**Aim of the task**
Read the material below and tally how many lines hold the word "center", giving the number and nothing else.

**Dataset records**
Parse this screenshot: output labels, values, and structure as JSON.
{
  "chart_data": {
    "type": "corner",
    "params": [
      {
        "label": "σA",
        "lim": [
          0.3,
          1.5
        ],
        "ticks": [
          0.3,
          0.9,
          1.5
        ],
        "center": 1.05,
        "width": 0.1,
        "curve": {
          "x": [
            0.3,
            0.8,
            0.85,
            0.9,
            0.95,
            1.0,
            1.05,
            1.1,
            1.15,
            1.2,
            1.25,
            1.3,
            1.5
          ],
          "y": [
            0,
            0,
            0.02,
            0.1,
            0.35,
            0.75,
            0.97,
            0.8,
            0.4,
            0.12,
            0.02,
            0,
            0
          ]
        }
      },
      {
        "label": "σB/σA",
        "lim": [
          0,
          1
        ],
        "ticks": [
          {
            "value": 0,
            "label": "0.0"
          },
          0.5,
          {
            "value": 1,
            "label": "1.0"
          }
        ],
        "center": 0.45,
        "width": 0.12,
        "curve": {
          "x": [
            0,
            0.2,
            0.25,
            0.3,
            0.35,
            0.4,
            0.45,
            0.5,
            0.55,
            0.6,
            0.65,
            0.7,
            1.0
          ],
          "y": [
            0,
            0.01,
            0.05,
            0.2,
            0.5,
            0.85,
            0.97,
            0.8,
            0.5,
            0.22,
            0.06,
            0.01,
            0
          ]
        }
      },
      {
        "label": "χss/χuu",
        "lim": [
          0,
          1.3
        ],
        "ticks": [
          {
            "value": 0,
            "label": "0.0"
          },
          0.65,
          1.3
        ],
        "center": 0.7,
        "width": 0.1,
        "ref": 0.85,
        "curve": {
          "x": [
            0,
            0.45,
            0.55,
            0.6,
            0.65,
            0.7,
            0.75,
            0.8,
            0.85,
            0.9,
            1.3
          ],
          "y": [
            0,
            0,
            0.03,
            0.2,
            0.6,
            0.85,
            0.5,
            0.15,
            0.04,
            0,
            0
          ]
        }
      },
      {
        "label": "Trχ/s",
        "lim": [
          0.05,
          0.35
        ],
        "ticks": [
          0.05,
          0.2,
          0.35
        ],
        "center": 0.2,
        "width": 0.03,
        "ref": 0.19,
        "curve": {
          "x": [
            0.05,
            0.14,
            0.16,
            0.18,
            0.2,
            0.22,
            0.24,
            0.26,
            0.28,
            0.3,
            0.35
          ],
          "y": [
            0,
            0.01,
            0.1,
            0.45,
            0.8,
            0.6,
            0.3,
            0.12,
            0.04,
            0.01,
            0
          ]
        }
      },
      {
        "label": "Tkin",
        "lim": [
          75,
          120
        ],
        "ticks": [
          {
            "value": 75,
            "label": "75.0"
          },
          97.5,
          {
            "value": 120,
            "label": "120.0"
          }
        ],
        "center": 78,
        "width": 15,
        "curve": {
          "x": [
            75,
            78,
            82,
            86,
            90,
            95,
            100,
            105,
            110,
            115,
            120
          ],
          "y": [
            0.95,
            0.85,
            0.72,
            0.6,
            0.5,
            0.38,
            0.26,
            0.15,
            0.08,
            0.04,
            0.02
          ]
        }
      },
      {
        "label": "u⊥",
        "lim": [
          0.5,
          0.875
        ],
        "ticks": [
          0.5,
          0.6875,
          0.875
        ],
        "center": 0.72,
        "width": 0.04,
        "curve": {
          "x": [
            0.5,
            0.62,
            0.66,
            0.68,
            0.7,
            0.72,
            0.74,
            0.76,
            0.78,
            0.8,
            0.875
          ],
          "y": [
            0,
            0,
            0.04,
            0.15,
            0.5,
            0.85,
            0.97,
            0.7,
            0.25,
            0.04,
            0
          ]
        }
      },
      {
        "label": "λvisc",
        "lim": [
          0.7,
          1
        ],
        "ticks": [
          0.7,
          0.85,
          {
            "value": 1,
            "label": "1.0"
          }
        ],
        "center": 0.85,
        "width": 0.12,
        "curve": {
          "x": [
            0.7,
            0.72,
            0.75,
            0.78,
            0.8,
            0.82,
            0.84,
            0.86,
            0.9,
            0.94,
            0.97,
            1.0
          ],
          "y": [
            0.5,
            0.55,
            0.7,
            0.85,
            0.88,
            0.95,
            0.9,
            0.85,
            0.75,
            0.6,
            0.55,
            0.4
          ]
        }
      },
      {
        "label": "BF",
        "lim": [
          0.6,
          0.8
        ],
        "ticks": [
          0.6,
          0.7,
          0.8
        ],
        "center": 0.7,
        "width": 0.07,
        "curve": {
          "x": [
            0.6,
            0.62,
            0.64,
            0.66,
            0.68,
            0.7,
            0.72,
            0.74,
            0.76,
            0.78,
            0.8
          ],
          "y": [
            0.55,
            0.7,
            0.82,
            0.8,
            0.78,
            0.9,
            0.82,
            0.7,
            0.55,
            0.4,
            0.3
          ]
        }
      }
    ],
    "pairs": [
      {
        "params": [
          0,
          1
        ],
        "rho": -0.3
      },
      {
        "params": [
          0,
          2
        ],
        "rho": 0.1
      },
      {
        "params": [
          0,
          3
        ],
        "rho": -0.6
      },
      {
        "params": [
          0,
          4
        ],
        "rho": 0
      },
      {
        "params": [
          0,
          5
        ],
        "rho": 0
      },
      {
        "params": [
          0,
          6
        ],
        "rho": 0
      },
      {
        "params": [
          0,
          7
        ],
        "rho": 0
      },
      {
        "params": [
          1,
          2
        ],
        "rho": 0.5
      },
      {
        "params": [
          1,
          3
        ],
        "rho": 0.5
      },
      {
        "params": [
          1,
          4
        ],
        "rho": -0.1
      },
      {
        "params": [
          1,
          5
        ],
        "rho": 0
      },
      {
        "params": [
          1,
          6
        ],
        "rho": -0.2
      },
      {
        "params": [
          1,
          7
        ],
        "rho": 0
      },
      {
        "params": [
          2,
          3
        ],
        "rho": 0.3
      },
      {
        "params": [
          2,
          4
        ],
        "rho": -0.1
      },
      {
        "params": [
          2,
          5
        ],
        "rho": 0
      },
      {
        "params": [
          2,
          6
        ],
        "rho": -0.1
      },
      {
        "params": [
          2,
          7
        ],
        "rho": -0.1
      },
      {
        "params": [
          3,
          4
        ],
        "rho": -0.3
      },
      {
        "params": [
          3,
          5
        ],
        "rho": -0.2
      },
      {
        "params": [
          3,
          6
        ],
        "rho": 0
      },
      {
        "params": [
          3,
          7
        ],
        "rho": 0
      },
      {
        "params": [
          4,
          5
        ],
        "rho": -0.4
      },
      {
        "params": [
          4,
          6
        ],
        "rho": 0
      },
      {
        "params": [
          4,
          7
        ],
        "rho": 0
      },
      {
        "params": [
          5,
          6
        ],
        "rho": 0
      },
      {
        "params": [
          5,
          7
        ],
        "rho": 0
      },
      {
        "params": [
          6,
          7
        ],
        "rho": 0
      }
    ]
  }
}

**Response for this exercise**
8